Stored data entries
=-=-=-=-=
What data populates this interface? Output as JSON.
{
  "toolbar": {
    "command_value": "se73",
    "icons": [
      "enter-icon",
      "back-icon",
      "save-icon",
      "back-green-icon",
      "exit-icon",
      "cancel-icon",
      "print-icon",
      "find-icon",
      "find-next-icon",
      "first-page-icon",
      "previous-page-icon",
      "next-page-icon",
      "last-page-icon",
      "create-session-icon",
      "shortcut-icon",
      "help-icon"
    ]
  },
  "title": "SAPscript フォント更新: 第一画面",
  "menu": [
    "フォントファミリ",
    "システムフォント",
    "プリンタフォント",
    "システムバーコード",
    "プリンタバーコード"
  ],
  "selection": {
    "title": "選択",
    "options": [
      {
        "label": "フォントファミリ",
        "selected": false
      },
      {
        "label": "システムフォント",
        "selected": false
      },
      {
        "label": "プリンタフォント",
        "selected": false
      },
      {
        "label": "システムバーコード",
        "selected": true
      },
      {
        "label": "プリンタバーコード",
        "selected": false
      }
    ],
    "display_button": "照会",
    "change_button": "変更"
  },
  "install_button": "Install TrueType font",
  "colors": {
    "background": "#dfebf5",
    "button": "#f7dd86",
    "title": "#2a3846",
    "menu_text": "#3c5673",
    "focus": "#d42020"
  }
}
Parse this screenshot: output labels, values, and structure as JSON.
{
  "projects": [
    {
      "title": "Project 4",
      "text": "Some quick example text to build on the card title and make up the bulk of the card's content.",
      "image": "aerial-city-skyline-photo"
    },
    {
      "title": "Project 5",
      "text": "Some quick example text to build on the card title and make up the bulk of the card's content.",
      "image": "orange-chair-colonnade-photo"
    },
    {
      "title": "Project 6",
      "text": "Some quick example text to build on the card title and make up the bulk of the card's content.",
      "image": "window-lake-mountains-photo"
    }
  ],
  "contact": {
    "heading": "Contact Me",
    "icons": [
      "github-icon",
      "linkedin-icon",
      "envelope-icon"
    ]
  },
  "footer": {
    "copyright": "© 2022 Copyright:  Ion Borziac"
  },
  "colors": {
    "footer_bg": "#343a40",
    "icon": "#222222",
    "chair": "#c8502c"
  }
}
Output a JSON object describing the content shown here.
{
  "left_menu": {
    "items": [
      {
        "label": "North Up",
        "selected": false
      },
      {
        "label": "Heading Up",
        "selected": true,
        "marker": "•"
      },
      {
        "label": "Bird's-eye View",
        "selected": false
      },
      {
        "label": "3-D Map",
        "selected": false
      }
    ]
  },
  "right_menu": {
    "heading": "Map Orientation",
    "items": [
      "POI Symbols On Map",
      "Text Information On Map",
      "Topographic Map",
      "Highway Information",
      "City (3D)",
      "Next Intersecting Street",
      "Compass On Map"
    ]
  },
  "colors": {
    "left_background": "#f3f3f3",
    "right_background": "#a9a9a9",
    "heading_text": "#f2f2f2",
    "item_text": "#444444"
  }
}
=-=-=-=-=
[TASK DETAILS]
Reproduce each entry exactly, leaving out nothing.

[THE OUTPUT]
What data populates this interface? Output as JSON.
{
  "toolbar": {
    "command_value": "se73",
    "icons": [
      "enter-icon",
      "back-icon",
      "save-icon",
      "back-green-icon",
      "exit-icon",
      "cancel-icon",
      "print-icon",
      "find-icon",
      "find-next-icon",
      "first-page-icon",
      "previous-page-icon",
      "next-page-icon",
      "last-page-icon",
      "create-session-icon",
      "shortcut-icon",
      "help-icon"
    ]
  },
  "title": "SAPscript フォント更新: 第一画面",
  "menu": [
    "フォントファミリ",
    "システムフォント",
    "プリンタフォント",
    "システムバーコード",
    "プリンタバーコード"
  ],
  "selection": {
    "title": "選択",
    "options": [
      {
        "label": "フォントファミリ",
        "selected": false
      },
      {
        "label": "システムフォント",
        "selected": false
      },
      {
        "label": "プリンタフォント",
        "selected": false
      },
      {
        "label": "システムバーコード",
        "selected": true
      },
      {
        "label": "プリンタバーコード",
        "selected": false
      }
    ],
    "display_button": "照会",
    "change_button": "変更"
  },
  "install_button": "Install TrueType font",
  "colors": {
    "background": "#dfebf5",
    "button": "#f7dd86",
    "title": "#2a3846",
    "menu_text": "#3c5673",
    "focus": "#d42020"
  }
}
Parse this screenshot: output labels, values, and structure as JSON.
{
  "projects": [
    {
      "title": "Project 4",
      "text": "Some quick example text to build on the card title and make up the bulk of the card's content.",
      "image": "aerial-city-skyline-photo"
    },
    {
      "title": "Project 5",
      "text": "Some quick example text to build on the card title and make up the bulk of the card's content.",
      "image": "orange-chair-colonnade-photo"
    },
    {
      "title": "Project 6",
      "text": "Some quick example text to build on the card title and make up the bulk of the card's content.",
      "image": "window-lake-mountains-photo"
    }
  ],
  "contact": {
    "heading": "Contact Me",
    "icons": [
      "github-icon",
      "linkedin-icon",
      "envelope-icon"
    ]
  },
  "footer": {
    "copyright": "© 2022 Copyright:  Ion Borziac"
  },
  "colors": {
    "footer_bg": "#343a40",
    "icon": "#222222",
    "chair": "#c8502c"
  }
}
Output a JSON object describing the content shown here.
{
  "left_menu": {
    "items": [
      {
        "label": "North Up",
        "selected": false
      },
      {
        "label": "Heading Up",
        "selected": true,
        "marker": "•"
      },
      {
        "label": "Bird's-eye View",
        "selected": false
      },
      {
        "label": "3-D Map",
        "selected": false
      }
    ]
  },
  "right_menu": {
    "heading": "Map Orientation",
    "items": [
      "POI Symbols On Map",
      "Text Information On Map",
      "Topographic Map",
      "Highway Information",
      "City (3D)",
      "Next Intersecting Street",
      "Compass On Map"
    ]
  },
  "colors": {
    "left_background": "#f3f3f3",
    "right_background": "#a9a9a9",
    "heading_text": "#f2f2f2",
    "item_text": "#444444"
  }
}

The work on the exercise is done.